GIVEN DATA:
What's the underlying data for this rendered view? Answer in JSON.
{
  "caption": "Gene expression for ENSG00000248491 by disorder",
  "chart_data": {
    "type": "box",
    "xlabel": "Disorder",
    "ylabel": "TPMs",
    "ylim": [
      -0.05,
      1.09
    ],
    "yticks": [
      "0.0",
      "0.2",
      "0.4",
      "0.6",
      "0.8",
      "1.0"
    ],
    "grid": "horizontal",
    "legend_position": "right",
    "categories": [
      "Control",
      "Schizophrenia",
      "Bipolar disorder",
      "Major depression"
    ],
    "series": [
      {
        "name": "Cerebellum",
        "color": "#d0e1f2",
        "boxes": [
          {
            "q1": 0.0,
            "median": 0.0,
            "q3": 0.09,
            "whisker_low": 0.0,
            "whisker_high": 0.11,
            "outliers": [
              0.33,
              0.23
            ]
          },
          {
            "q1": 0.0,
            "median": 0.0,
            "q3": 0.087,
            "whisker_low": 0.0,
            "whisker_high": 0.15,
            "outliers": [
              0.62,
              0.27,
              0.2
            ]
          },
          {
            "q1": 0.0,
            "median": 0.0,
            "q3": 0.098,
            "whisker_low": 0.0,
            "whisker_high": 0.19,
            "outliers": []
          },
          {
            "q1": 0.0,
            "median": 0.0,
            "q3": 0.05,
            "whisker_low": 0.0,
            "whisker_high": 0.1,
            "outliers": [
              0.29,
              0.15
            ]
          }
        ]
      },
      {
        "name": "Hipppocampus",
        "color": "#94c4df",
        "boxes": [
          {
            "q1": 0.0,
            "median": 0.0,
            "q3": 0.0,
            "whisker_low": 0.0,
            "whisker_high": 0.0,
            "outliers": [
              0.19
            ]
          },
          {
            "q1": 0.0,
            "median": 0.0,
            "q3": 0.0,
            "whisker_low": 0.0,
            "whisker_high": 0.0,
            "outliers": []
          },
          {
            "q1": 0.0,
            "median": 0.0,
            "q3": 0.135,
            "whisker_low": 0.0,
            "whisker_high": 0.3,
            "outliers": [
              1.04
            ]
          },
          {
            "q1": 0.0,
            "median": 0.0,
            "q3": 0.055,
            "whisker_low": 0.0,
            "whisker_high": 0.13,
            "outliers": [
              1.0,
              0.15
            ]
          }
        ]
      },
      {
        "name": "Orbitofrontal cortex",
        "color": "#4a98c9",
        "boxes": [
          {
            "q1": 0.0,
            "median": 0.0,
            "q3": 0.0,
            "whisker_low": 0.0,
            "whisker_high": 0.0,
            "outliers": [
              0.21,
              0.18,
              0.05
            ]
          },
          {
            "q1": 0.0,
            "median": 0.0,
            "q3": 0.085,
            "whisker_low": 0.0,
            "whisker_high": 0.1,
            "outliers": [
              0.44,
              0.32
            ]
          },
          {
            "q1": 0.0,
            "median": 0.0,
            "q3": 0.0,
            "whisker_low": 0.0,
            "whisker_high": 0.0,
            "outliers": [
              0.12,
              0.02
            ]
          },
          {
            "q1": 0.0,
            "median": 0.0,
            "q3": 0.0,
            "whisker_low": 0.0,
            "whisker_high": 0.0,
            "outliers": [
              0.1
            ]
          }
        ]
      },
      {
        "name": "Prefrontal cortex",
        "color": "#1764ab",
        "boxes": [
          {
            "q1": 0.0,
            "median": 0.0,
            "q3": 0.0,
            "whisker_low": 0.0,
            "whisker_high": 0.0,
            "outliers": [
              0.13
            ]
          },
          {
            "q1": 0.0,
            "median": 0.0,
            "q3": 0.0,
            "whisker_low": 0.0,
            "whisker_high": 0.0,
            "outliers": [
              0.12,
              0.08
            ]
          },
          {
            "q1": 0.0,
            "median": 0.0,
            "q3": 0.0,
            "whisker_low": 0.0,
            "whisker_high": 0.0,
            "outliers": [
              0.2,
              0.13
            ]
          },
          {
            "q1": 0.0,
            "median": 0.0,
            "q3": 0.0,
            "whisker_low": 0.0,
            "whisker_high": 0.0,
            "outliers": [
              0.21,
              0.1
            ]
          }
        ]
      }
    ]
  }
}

GIVEN TASK:
Copy every line of the material in which the word "name" occurs.

THE REPLY:
        "name": "Cerebellum",
        "name": "Hipppocampus",
        "name": "Orbitofrontal cortex",
        "name": "Prefrontal cortex",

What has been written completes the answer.